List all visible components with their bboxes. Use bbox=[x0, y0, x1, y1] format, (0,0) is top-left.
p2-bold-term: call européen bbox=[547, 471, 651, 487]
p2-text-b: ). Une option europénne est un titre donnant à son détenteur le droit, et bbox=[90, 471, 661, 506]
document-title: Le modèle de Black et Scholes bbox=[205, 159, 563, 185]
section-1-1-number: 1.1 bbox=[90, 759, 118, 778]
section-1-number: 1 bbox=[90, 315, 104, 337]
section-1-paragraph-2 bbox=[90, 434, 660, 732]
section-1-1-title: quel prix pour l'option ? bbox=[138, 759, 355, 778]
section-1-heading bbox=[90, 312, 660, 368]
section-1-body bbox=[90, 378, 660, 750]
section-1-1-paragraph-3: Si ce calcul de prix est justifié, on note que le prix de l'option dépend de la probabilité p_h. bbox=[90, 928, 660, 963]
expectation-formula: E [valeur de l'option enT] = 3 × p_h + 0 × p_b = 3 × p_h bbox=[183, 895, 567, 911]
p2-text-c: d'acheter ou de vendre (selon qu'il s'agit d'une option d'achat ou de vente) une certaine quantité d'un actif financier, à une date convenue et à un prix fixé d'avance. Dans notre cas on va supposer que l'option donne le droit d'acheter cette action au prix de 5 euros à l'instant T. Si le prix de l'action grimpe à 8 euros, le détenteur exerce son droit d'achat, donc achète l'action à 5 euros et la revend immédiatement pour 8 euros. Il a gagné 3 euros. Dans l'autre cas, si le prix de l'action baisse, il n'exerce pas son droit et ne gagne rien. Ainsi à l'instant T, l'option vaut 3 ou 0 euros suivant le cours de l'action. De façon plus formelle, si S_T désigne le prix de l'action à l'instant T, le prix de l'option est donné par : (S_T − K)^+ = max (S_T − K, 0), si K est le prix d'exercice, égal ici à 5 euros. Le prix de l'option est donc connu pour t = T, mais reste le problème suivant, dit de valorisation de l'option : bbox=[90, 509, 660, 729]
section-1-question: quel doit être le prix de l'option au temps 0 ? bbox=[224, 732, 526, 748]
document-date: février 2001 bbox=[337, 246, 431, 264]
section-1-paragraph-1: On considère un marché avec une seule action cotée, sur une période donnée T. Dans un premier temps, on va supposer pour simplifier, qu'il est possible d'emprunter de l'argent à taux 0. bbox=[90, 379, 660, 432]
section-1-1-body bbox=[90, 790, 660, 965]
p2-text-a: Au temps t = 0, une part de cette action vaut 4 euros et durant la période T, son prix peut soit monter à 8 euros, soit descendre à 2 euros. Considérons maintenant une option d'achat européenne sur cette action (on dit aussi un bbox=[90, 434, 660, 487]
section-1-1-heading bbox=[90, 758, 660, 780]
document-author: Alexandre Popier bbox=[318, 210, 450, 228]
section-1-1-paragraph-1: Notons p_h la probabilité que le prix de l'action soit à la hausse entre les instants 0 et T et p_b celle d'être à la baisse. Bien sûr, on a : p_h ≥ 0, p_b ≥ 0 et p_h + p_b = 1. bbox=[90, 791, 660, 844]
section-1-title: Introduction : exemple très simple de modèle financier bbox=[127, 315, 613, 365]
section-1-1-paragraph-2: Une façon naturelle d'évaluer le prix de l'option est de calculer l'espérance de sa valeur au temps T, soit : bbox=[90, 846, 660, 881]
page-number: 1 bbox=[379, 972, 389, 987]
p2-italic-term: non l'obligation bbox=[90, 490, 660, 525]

• [Lo que se pide]:
Dispón todas las líneas de los registros de arriba como una lista JSON de cadenas, con una cadena por línea y sin incluir las líneas en blanco.

• [Respuesta completa]:
[
  "List all visible components with their bboxes. Use bbox=[x0, y0, x1, y1] format, (0,0) is top-left.",
  "p2-bold-term: call européen bbox=[547, 471, 651, 487]",
  "p2-text-b: ). Une option europénne est un titre donnant à son détenteur le droit, et bbox=[90, 471, 661, 506]",
  "document-title: Le modèle de Black et Scholes bbox=[205, 159, 563, 185]",
  "section-1-1-number: 1.1 bbox=[90, 759, 118, 778]",
  "section-1-number: 1 bbox=[90, 315, 104, 337]",
  "section-1-paragraph-2 bbox=[90, 434, 660, 732]",
  "section-1-1-title: quel prix pour l'option ? bbox=[138, 759, 355, 778]",
  "section-1-heading bbox=[90, 312, 660, 368]",
  "section-1-body bbox=[90, 378, 660, 750]",
  "section-1-1-paragraph-3: Si ce calcul de prix est justifié, on note que le prix de l'option dépend de la probabilité p_h. bbox=[90, 928, 660, 963]",
  "expectation-formula: E [valeur de l'option enT] = 3 × p_h + 0 × p_b = 3 × p_h bbox=[183, 895, 567, 911]",
  "p2-text-c: d'acheter ou de vendre (selon qu'il s'agit d'une option d'achat ou de vente) une certaine quantité d'un actif financier, à une date convenue et à un prix fixé d'avance. Dans notre cas on va supposer que l'option donne le droit d'acheter cette action au prix de 5 euros à l'instant T. Si le prix de l'action grimpe à 8 euros, le détenteur exerce son droit d'achat, donc achète l'action à 5 euros et la revend immédiatement pour 8 euros. Il a gagné 3 euros. Dans l'autre cas, si le prix de l'action baisse, il n'exerce pas son droit et ne gagne rien. Ainsi à l'instant T, l'option vaut 3 ou 0 euros suivant le cours de l'action. De façon plus formelle, si S_T désigne le prix de l'action à l'instant T, le prix de l'option est donné par : (S_T − K)^+ = max (S_T − K, 0), si K est le prix d'exercice, égal ici à 5 euros. Le prix de l'option est donc connu pour t = T, mais reste le problème suivant, dit de valorisation de l'option : bbox=[90, 509, 660, 729]",
  "section-1-question: quel doit être le prix de l'option au temps 0 ? bbox=[224, 732, 526, 748]",
  "document-date: février 2001 bbox=[337, 246, 431, 264]",
  "section-1-paragraph-1: On considère un marché avec une seule action cotée, sur une période donnée T. Dans un premier temps, on va supposer pour simplifier, qu'il est possible d'emprunter de l'argent à taux 0. bbox=[90, 379, 660, 432]",
  "section-1-1-body bbox=[90, 790, 660, 965]",
  "p2-text-a: Au temps t = 0, une part de cette action vaut 4 euros et durant la période T, son prix peut soit monter à 8 euros, soit descendre à 2 euros. Considérons maintenant une option d'achat européenne sur cette action (on dit aussi un bbox=[90, 434, 660, 487]",
  "section-1-1-heading bbox=[90, 758, 660, 780]",
  "document-author: Alexandre Popier bbox=[318, 210, 450, 228]",
  "section-1-1-paragraph-1: Notons p_h la probabilité que le prix de l'action soit à la hausse entre les instants 0 et T et p_b celle d'être à la baisse. Bien sûr, on a : p_h ≥ 0, p_b ≥ 0 et p_h + p_b = 1. bbox=[90, 791, 660, 844]",
  "section-1-title: Introduction : exemple très simple de modèle financier bbox=[127, 315, 613, 365]",
  "section-1-1-paragraph-2: Une façon naturelle d'évaluer le prix de l'option est de calculer l'espérance de sa valeur au temps T, soit : bbox=[90, 846, 660, 881]",
  "page-number: 1 bbox=[379, 972, 389, 987]",
  "p2-italic-term: non l'obligation bbox=[90, 490, 660, 525]"
]